SHORT EXERCISE:
Write out each line exactly as given. Leave the pictures out of your copy.

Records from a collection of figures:
►
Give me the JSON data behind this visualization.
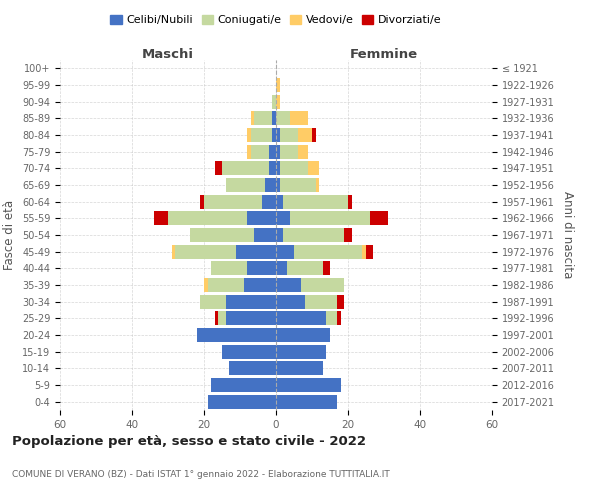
{
  "age_groups": [
    "0-4",
    "5-9",
    "10-14",
    "15-19",
    "20-24",
    "25-29",
    "30-34",
    "35-39",
    "40-44",
    "45-49",
    "50-54",
    "55-59",
    "60-64",
    "65-69",
    "70-74",
    "75-79",
    "80-84",
    "85-89",
    "90-94",
    "95-99",
    "100+"
  ],
  "birth_years": [
    "2017-2021",
    "2012-2016",
    "2007-2011",
    "2002-2006",
    "1997-2001",
    "1992-1996",
    "1987-1991",
    "1982-1986",
    "1977-1981",
    "1972-1976",
    "1967-1971",
    "1962-1966",
    "1957-1961",
    "1952-1956",
    "1947-1951",
    "1942-1946",
    "1937-1941",
    "1932-1936",
    "1927-1931",
    "1922-1926",
    "≤ 1921"
  ],
  "maschi": {
    "celibi": [
      19,
      18,
      13,
      15,
      22,
      14,
      14,
      9,
      8,
      11,
      6,
      8,
      4,
      3,
      2,
      2,
      1,
      1,
      0,
      0,
      0
    ],
    "coniugati": [
      0,
      0,
      0,
      0,
      0,
      2,
      7,
      10,
      10,
      17,
      18,
      22,
      16,
      11,
      13,
      5,
      6,
      5,
      1,
      0,
      0
    ],
    "vedovi": [
      0,
      0,
      0,
      0,
      0,
      0,
      0,
      1,
      0,
      1,
      0,
      0,
      0,
      0,
      0,
      1,
      1,
      1,
      0,
      0,
      0
    ],
    "divorziati": [
      0,
      0,
      0,
      0,
      0,
      1,
      0,
      0,
      0,
      0,
      0,
      4,
      1,
      0,
      2,
      0,
      0,
      0,
      0,
      0,
      0
    ]
  },
  "femmine": {
    "nubili": [
      17,
      18,
      13,
      14,
      15,
      14,
      8,
      7,
      3,
      5,
      2,
      4,
      2,
      1,
      1,
      1,
      1,
      0,
      0,
      0,
      0
    ],
    "coniugate": [
      0,
      0,
      0,
      0,
      0,
      3,
      9,
      12,
      10,
      19,
      17,
      22,
      18,
      10,
      8,
      5,
      5,
      4,
      0,
      0,
      0
    ],
    "vedove": [
      0,
      0,
      0,
      0,
      0,
      0,
      0,
      0,
      0,
      1,
      0,
      0,
      0,
      1,
      3,
      3,
      4,
      5,
      1,
      1,
      0
    ],
    "divorziate": [
      0,
      0,
      0,
      0,
      0,
      1,
      2,
      0,
      2,
      2,
      2,
      5,
      1,
      0,
      0,
      0,
      1,
      0,
      0,
      0,
      0
    ]
  },
  "colors": {
    "celibi": "#4472C4",
    "coniugati": "#C5D9A0",
    "vedovi": "#FFCC66",
    "divorziati": "#CC0000"
  },
  "title": "Popolazione per età, sesso e stato civile - 2022",
  "subtitle": "COMUNE DI VERANO (BZ) - Dati ISTAT 1° gennaio 2022 - Elaborazione TUTTITALIA.IT",
  "xlabel_left": "Maschi",
  "xlabel_right": "Femmine",
  "ylabel_left": "Fasce di età",
  "ylabel_right": "Anni di nascita",
  "xlim": 60,
  "legend_labels": [
    "Celibi/Nubili",
    "Coniugati/e",
    "Vedovi/e",
    "Divorziati/e"
  ],
  "background_color": "#FFFFFF",
  "grid_color": "#CCCCCC"
}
◄
EXPECTED ANSWER:
Give me the JSON data behind this visualization.
{
  "age_groups": [
    "0-4",
    "5-9",
    "10-14",
    "15-19",
    "20-24",
    "25-29",
    "30-34",
    "35-39",
    "40-44",
    "45-49",
    "50-54",
    "55-59",
    "60-64",
    "65-69",
    "70-74",
    "75-79",
    "80-84",
    "85-89",
    "90-94",
    "95-99",
    "100+"
  ],
  "birth_years": [
    "2017-2021",
    "2012-2016",
    "2007-2011",
    "2002-2006",
    "1997-2001",
    "1992-1996",
    "1987-1991",
    "1982-1986",
    "1977-1981",
    "1972-1976",
    "1967-1971",
    "1962-1966",
    "1957-1961",
    "1952-1956",
    "1947-1951",
    "1942-1946",
    "1937-1941",
    "1932-1936",
    "1927-1931",
    "1922-1926",
    "≤ 1921"
  ],
  "maschi": {
    "celibi": [
      19,
      18,
      13,
      15,
      22,
      14,
      14,
      9,
      8,
      11,
      6,
      8,
      4,
      3,
      2,
      2,
      1,
      1,
      0,
      0,
      0
    ],
    "coniugati": [
      0,
      0,
      0,
      0,
      0,
      2,
      7,
      10,
      10,
      17,
      18,
      22,
      16,
      11,
      13,
      5,
      6,
      5,
      1,
      0,
      0
    ],
    "vedovi": [
      0,
      0,
      0,
      0,
      0,
      0,
      0,
      1,
      0,
      1,
      0,
      0,
      0,
      0,
      0,
      1,
      1,
      1,
      0,
      0,
      0
    ],
    "divorziati": [
      0,
      0,
      0,
      0,
      0,
      1,
      0,
      0,
      0,
      0,
      0,
      4,
      1,
      0,
      2,
      0,
      0,
      0,
      0,
      0,
      0
    ]
  },
  "femmine": {
    "nubili": [
      17,
      18,
      13,
      14,
      15,
      14,
      8,
      7,
      3,
      5,
      2,
      4,
      2,
      1,
      1,
      1,
      1,
      0,
      0,
      0,
      0
    ],
    "coniugate": [
      0,
      0,
      0,
      0,
      0,
      3,
      9,
      12,
      10,
      19,
      17,
      22,
      18,
      10,
      8,
      5,
      5,
      4,
      0,
      0,
      0
    ],
    "vedove": [
      0,
      0,
      0,
      0,
      0,
      0,
      0,
      0,
      0,
      1,
      0,
      0,
      0,
      1,
      3,
      3,
      4,
      5,
      1,
      1,
      0
    ],
    "divorziate": [
      0,
      0,
      0,
      0,
      0,
      1,
      2,
      0,
      2,
      2,
      2,
      5,
      1,
      0,
      0,
      0,
      1,
      0,
      0,
      0,
      0
    ]
  },
  "colors": {
    "celibi": "#4472C4",
    "coniugati": "#C5D9A0",
    "vedovi": "#FFCC66",
    "divorziati": "#CC0000"
  },
  "title": "Popolazione per età, sesso e stato civile - 2022",
  "subtitle": "COMUNE DI VERANO (BZ) - Dati ISTAT 1° gennaio 2022 - Elaborazione TUTTITALIA.IT",
  "xlabel_left": "Maschi",
  "xlabel_right": "Femmine",
  "ylabel_left": "Fasce di età",
  "ylabel_right": "Anni di nascita",
  "xlim": 60,
  "legend_labels": [
    "Celibi/Nubili",
    "Coniugati/e",
    "Vedovi/e",
    "Divorziati/e"
  ],
  "background_color": "#FFFFFF",
  "grid_color": "#CCCCCC"
}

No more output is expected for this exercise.